• **EXERCISE**: Go through the listing beneath this task and return every line that carries the string "JSON".

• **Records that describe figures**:
━━━━━━━━━━━━━━━━━━━━━━━━━━━━━━
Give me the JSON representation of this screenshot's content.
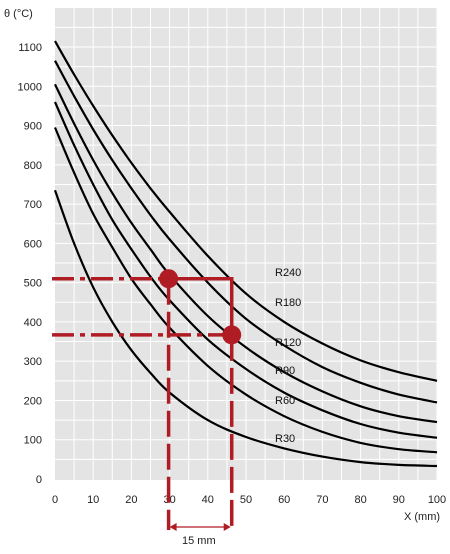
{
  "chart_data": {
    "type": "line",
    "ylabel": "θ (°C)",
    "xlabel": "X (mm)",
    "xlim": [
      0,
      100
    ],
    "ylim": [
      0,
      1200
    ],
    "x_ticks": [
      0,
      10,
      20,
      30,
      40,
      50,
      60,
      70,
      80,
      90,
      100
    ],
    "y_ticks": [
      0,
      100,
      200,
      300,
      400,
      500,
      600,
      700,
      800,
      900,
      1000,
      1100
    ],
    "grid": true,
    "background": "#e4e4e4",
    "grid_color": "#ffffff",
    "curve_color": "#000000",
    "series": [
      {
        "name": "R30",
        "x": [
          0,
          5,
          10,
          15,
          20,
          25,
          30,
          40,
          50,
          60,
          70,
          80,
          90,
          100
        ],
        "y": [
          735,
          600,
          488,
          400,
          328,
          270,
          220,
          150,
          107,
          78,
          57,
          43,
          36,
          33
        ]
      },
      {
        "name": "R60",
        "x": [
          0,
          5,
          10,
          15,
          20,
          25,
          30,
          40,
          50,
          60,
          70,
          80,
          90,
          100
        ],
        "y": [
          895,
          780,
          675,
          590,
          510,
          445,
          385,
          288,
          215,
          160,
          120,
          92,
          76,
          68
        ]
      },
      {
        "name": "R90",
        "x": [
          0,
          5,
          10,
          15,
          20,
          25,
          30,
          40,
          50,
          60,
          70,
          80,
          90,
          100
        ],
        "y": [
          960,
          850,
          750,
          660,
          585,
          515,
          455,
          355,
          280,
          220,
          175,
          140,
          118,
          105
        ]
      },
      {
        "name": "R120",
        "x": [
          0,
          5,
          10,
          15,
          20,
          25,
          30,
          40,
          50,
          60,
          70,
          80,
          90,
          100
        ],
        "y": [
          1005,
          905,
          812,
          728,
          652,
          585,
          520,
          415,
          335,
          272,
          223,
          185,
          160,
          145
        ]
      },
      {
        "name": "R180",
        "x": [
          0,
          5,
          10,
          15,
          20,
          25,
          30,
          40,
          50,
          60,
          70,
          80,
          90,
          100
        ],
        "y": [
          1065,
          975,
          890,
          812,
          740,
          672,
          610,
          500,
          408,
          340,
          285,
          245,
          215,
          195
        ]
      },
      {
        "name": "R240",
        "x": [
          0,
          5,
          10,
          15,
          20,
          25,
          30,
          40,
          50,
          60,
          70,
          80,
          90,
          100
        ],
        "y": [
          1115,
          1030,
          950,
          875,
          805,
          740,
          680,
          568,
          472,
          400,
          345,
          302,
          272,
          250
        ]
      }
    ],
    "annotations": {
      "color": "#b01c24",
      "points": [
        {
          "x": 30,
          "y": 510
        },
        {
          "x": 46,
          "y": 367
        }
      ],
      "interval_label": "15 mm",
      "interval": [
        30,
        45
      ]
    }
  }
}
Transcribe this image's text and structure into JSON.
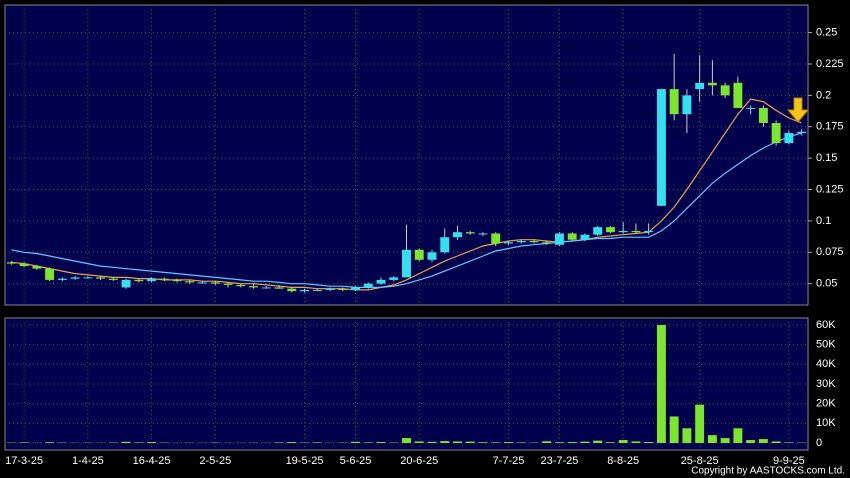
{
  "chart_data": {
    "type": "candlestick",
    "categories": [
      null,
      "17-3-25",
      null,
      null,
      null,
      null,
      "1-4-25",
      null,
      null,
      null,
      null,
      "16-4-25",
      null,
      null,
      null,
      null,
      "2-5-25",
      null,
      null,
      null,
      null,
      null,
      null,
      "19-5-25",
      null,
      null,
      null,
      "5-6-25",
      null,
      null,
      null,
      null,
      "20-6-25",
      null,
      null,
      null,
      null,
      null,
      null,
      "7-7-25",
      null,
      null,
      null,
      "23-7-25",
      null,
      null,
      null,
      null,
      "8-8-25",
      null,
      null,
      null,
      null,
      null,
      "25-8-25",
      null,
      null,
      null,
      null,
      null,
      null,
      "9-9-25",
      null
    ],
    "open": [
      0.067,
      0.066,
      0.064,
      0.062,
      0.053,
      0.054,
      0.055,
      0.055,
      0.054,
      0.047,
      0.053,
      0.052,
      0.054,
      0.053,
      0.052,
      0.051,
      0.051,
      0.05,
      0.049,
      0.048,
      0.047,
      0.047,
      0.046,
      0.044,
      0.045,
      0.045,
      0.046,
      0.045,
      0.047,
      0.05,
      0.053,
      0.055,
      0.077,
      0.069,
      0.075,
      0.087,
      0.091,
      0.09,
      0.09,
      0.082,
      0.083,
      0.084,
      0.083,
      0.081,
      0.09,
      0.085,
      0.089,
      0.095,
      0.091,
      0.092,
      0.091,
      0.112,
      0.205,
      0.185,
      0.205,
      0.21,
      0.208,
      0.21,
      0.19,
      0.19,
      0.178,
      0.162,
      0.17
    ],
    "high": [
      0.068,
      0.067,
      0.065,
      0.063,
      0.055,
      0.056,
      0.056,
      0.056,
      0.055,
      0.054,
      0.054,
      0.055,
      0.055,
      0.054,
      0.053,
      0.052,
      0.052,
      0.051,
      0.05,
      0.05,
      0.048,
      0.049,
      0.047,
      0.046,
      0.046,
      0.047,
      0.047,
      0.048,
      0.051,
      0.055,
      0.056,
      0.097,
      0.078,
      0.077,
      0.094,
      0.096,
      0.092,
      0.091,
      0.091,
      0.084,
      0.085,
      0.085,
      0.084,
      0.091,
      0.091,
      0.09,
      0.096,
      0.096,
      0.099,
      0.098,
      0.098,
      0.205,
      0.233,
      0.205,
      0.232,
      0.228,
      0.21,
      0.215,
      0.192,
      0.192,
      0.18,
      0.172,
      0.173
    ],
    "low": [
      0.065,
      0.063,
      0.061,
      0.052,
      0.052,
      0.053,
      0.054,
      0.053,
      0.052,
      0.046,
      0.051,
      0.051,
      0.052,
      0.051,
      0.05,
      0.05,
      0.049,
      0.047,
      0.047,
      0.046,
      0.046,
      0.046,
      0.043,
      0.043,
      0.044,
      0.044,
      0.044,
      0.044,
      0.046,
      0.049,
      0.052,
      0.055,
      0.068,
      0.067,
      0.074,
      0.085,
      0.089,
      0.088,
      0.08,
      0.081,
      0.082,
      0.082,
      0.081,
      0.08,
      0.084,
      0.084,
      0.088,
      0.09,
      0.09,
      0.09,
      0.089,
      0.112,
      0.18,
      0.17,
      0.195,
      0.2,
      0.198,
      0.19,
      0.185,
      0.175,
      0.16,
      0.161,
      0.168
    ],
    "close": [
      0.066,
      0.064,
      0.062,
      0.053,
      0.054,
      0.055,
      0.055,
      0.054,
      0.053,
      0.053,
      0.052,
      0.054,
      0.053,
      0.052,
      0.051,
      0.051,
      0.05,
      0.049,
      0.048,
      0.047,
      0.047,
      0.046,
      0.044,
      0.045,
      0.045,
      0.046,
      0.045,
      0.047,
      0.05,
      0.053,
      0.055,
      0.077,
      0.069,
      0.075,
      0.087,
      0.091,
      0.09,
      0.09,
      0.082,
      0.083,
      0.084,
      0.083,
      0.082,
      0.09,
      0.085,
      0.089,
      0.095,
      0.091,
      0.092,
      0.091,
      0.092,
      0.205,
      0.185,
      0.2,
      0.21,
      0.208,
      0.2,
      0.19,
      0.19,
      0.178,
      0.162,
      0.17,
      0.171
    ],
    "up_color": "#33e0f0",
    "down_color": "#7be62b",
    "lines": [
      {
        "color": "#f0a050",
        "values": [
          0.067,
          0.066,
          0.064,
          0.062,
          0.06,
          0.058,
          0.057,
          0.056,
          0.055,
          0.055,
          0.054,
          0.054,
          0.053,
          0.053,
          0.053,
          0.052,
          0.052,
          0.051,
          0.05,
          0.05,
          0.049,
          0.048,
          0.047,
          0.047,
          0.046,
          0.046,
          0.046,
          0.045,
          0.045,
          0.047,
          0.049,
          0.053,
          0.058,
          0.063,
          0.068,
          0.072,
          0.076,
          0.08,
          0.082,
          0.084,
          0.085,
          0.085,
          0.084,
          0.083,
          0.084,
          0.085,
          0.087,
          0.088,
          0.089,
          0.09,
          0.091,
          0.1,
          0.111,
          0.125,
          0.14,
          0.155,
          0.17,
          0.185,
          0.197,
          0.195,
          0.188,
          0.182,
          0.178
        ]
      },
      {
        "color": "#60c8ff",
        "values": [
          0.077,
          0.075,
          0.074,
          0.072,
          0.07,
          0.068,
          0.066,
          0.064,
          0.063,
          0.062,
          0.061,
          0.06,
          0.059,
          0.058,
          0.057,
          0.056,
          0.055,
          0.054,
          0.053,
          0.052,
          0.052,
          0.051,
          0.05,
          0.05,
          0.049,
          0.048,
          0.048,
          0.047,
          0.047,
          0.047,
          0.048,
          0.05,
          0.053,
          0.056,
          0.06,
          0.064,
          0.068,
          0.072,
          0.076,
          0.078,
          0.08,
          0.081,
          0.082,
          0.083,
          0.084,
          0.085,
          0.086,
          0.086,
          0.087,
          0.087,
          0.087,
          0.092,
          0.1,
          0.11,
          0.12,
          0.13,
          0.138,
          0.145,
          0.152,
          0.158,
          0.163,
          0.167,
          0.17
        ]
      }
    ],
    "ylim": [
      0.033,
      0.272
    ],
    "yticks": [
      0.05,
      0.075,
      0.1,
      0.125,
      0.15,
      0.175,
      0.2,
      0.225,
      0.25
    ],
    "grid": true,
    "volume": {
      "color": "#7be62b",
      "ylim": [
        -3560,
        63560
      ],
      "values": [
        200,
        300,
        100,
        400,
        200,
        100,
        150,
        100,
        200,
        600,
        300,
        500,
        200,
        100,
        150,
        100,
        200,
        100,
        100,
        150,
        100,
        300,
        500,
        200,
        300,
        100,
        200,
        600,
        300,
        500,
        200,
        2500,
        800,
        600,
        1000,
        800,
        700,
        400,
        300,
        500,
        300,
        200,
        900,
        400,
        500,
        700,
        1200,
        400,
        1500,
        800,
        500,
        60000,
        13500,
        7500,
        19500,
        4000,
        2500,
        7500,
        1500,
        2000,
        800,
        300,
        200
      ],
      "yticks": [
        0,
        {
          "value": 10000,
          "label": "10K"
        },
        {
          "value": 20000,
          "label": "20K"
        },
        {
          "value": 30000,
          "label": "30K"
        },
        {
          "value": 40000,
          "label": "40K"
        },
        {
          "value": 50000,
          "label": "50K"
        },
        {
          "value": 60000,
          "label": "60K"
        }
      ]
    },
    "copyright": "Copyright by AASTOCKS.com Ltd."
  }
}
━━━━━━━━━━━━━━━━━━━━━━━━━━━━━━
• **ANSWER BELOW**:
Give me the JSON representation of this screenshot's content.
Transcribe this image's text and structure into JSON.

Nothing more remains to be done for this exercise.